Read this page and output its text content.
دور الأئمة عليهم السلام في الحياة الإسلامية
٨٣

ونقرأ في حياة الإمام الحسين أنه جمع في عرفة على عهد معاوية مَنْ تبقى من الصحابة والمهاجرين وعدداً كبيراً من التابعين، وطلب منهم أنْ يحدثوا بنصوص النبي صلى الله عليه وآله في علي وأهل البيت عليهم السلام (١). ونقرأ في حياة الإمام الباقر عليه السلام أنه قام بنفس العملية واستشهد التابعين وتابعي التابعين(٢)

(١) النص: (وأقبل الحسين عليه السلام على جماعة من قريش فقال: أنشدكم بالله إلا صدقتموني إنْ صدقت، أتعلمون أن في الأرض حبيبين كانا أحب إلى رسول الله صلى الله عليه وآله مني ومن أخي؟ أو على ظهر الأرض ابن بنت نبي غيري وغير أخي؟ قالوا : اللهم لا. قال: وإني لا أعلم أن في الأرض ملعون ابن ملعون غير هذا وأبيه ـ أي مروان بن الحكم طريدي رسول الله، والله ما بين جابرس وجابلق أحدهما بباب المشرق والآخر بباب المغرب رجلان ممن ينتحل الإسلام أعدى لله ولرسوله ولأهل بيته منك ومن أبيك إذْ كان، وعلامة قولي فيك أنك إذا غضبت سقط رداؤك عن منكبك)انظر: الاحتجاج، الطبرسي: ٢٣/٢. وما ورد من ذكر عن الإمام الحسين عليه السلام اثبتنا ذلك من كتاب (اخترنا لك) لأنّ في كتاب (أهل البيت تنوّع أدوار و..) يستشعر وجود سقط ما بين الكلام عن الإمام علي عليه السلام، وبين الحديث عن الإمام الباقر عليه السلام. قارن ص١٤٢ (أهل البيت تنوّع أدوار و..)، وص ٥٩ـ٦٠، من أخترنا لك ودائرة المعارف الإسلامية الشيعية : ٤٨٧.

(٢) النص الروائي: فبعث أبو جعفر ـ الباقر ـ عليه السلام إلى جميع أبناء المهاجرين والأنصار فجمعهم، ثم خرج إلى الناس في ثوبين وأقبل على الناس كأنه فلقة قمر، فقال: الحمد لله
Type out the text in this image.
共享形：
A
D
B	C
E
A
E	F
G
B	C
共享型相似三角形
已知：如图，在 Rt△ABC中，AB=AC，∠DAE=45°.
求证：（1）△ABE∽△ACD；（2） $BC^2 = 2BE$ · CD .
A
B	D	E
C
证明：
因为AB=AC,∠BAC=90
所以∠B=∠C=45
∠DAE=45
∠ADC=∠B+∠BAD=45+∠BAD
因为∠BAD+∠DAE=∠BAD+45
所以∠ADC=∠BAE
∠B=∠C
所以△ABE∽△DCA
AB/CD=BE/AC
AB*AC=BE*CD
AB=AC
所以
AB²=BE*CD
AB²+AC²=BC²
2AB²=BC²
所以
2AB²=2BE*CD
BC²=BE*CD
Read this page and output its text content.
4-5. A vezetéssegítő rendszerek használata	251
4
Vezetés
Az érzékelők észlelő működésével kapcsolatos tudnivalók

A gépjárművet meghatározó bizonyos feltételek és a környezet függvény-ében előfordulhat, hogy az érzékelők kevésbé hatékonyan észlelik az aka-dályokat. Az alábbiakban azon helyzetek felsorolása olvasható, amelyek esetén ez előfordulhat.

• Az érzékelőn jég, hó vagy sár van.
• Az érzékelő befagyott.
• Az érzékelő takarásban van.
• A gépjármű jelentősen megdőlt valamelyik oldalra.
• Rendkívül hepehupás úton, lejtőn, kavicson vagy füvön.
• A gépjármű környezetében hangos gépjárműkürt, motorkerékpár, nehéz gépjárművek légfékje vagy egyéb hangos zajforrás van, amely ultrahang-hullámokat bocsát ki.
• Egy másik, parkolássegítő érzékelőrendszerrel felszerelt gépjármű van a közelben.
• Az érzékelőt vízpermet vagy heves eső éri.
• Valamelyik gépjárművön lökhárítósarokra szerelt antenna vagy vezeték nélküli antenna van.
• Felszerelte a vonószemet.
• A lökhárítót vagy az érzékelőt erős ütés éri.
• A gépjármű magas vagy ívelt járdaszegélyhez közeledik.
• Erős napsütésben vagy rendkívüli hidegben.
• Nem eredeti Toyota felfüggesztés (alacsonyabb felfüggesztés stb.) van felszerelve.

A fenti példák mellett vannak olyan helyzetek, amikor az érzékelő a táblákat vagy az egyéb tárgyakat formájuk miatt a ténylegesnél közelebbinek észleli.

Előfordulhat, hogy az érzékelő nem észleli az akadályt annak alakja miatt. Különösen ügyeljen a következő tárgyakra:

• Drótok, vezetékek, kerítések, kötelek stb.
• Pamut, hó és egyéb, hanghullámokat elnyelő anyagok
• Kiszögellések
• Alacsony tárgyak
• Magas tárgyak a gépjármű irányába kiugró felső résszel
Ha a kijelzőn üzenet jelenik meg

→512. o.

**Given task**
Filter the entries above down to the lines containing the word "miatt".

**Full response**
A fenti példák mellett vannak olyan helyzetek, amikor az érzékelő a táblákat vagy az egyéb tárgyakat formájuk miatt a ténylegesnél közelebbinek észleli.
Előfordulhat, hogy az érzékelő nem észleli az akadályt annak alakja miatt. Különösen ügyeljen a következő tárgyakra:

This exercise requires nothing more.